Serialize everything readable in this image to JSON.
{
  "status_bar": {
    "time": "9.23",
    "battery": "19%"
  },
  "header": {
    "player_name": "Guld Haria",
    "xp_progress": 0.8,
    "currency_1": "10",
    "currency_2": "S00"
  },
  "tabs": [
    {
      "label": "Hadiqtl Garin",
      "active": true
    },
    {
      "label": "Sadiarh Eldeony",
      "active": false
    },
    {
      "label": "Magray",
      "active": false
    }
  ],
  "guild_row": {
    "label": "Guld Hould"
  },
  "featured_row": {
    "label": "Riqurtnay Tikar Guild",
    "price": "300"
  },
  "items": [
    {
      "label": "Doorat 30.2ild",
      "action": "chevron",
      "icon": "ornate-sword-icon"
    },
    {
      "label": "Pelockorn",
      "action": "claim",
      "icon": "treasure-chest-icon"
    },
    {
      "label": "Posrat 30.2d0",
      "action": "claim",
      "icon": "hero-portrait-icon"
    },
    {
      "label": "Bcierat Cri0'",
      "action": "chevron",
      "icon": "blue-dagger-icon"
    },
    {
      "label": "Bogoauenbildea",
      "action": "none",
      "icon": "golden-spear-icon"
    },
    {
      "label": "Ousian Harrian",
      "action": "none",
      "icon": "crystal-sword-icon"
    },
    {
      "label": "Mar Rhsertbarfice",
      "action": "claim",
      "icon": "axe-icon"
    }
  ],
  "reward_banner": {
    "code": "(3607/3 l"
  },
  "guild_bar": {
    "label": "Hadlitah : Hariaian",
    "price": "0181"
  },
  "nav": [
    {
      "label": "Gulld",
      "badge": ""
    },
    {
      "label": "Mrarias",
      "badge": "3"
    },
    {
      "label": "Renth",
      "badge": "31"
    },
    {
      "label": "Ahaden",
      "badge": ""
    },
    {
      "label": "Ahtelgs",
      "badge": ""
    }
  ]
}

──────

--- REQUEST ---
Each line of the material above needs to be quoted exactly, please.

--- WRITTEN REPLY ---
Serialize everything readable in this image to JSON.
{
  "status_bar": {
    "time": "9.23",
    "battery": "19%"
  },
  "header": {
    "player_name": "Guld Haria",
    "xp_progress": 0.8,
    "currency_1": "10",
    "currency_2": "S00"
  },
  "tabs": [
    {
      "label": "Hadiqtl Garin",
      "active": true
    },
    {
      "label": "Sadiarh Eldeony",
      "active": false
    },
    {
      "label": "Magray",
      "active": false
    }
  ],
  "guild_row": {
    "label": "Guld Hould"
  },
  "featured_row": {
    "label": "Riqurtnay Tikar Guild",
    "price": "300"
  },
  "items": [
    {
      "label": "Doorat 30.2ild",
      "action": "chevron",
      "icon": "ornate-sword-icon"
    },
    {
      "label": "Pelockorn",
      "action": "claim",
      "icon": "treasure-chest-icon"
    },
    {
      "label": "Posrat 30.2d0",
      "action": "claim",
      "icon": "hero-portrait-icon"
    },
    {
      "label": "Bcierat Cri0'",
      "action": "chevron",
      "icon": "blue-dagger-icon"
    },
    {
      "label": "Bogoauenbildea",
      "action": "none",
      "icon": "golden-spear-icon"
    },
    {
      "label": "Ousian Harrian",
      "action": "none",
      "icon": "crystal-sword-icon"
    },
    {
      "label": "Mar Rhsertbarfice",
      "action": "claim",
      "icon": "axe-icon"
    }
  ],
  "reward_banner": {
    "code": "(3607/3 l"
  },
  "guild_bar": {
    "label": "Hadlitah : Hariaian",
    "price": "0181"
  },
  "nav": [
    {
      "label": "Gulld",
      "badge": ""
    },
    {
      "label": "Mrarias",
      "badge": "3"
    },
    {
      "label": "Renth",
      "badge": "31"
    },
    {
      "label": "Ahaden",
      "badge": ""
    },
    {
      "label": "Ahtelgs",
      "badge": ""
    }
  ]
}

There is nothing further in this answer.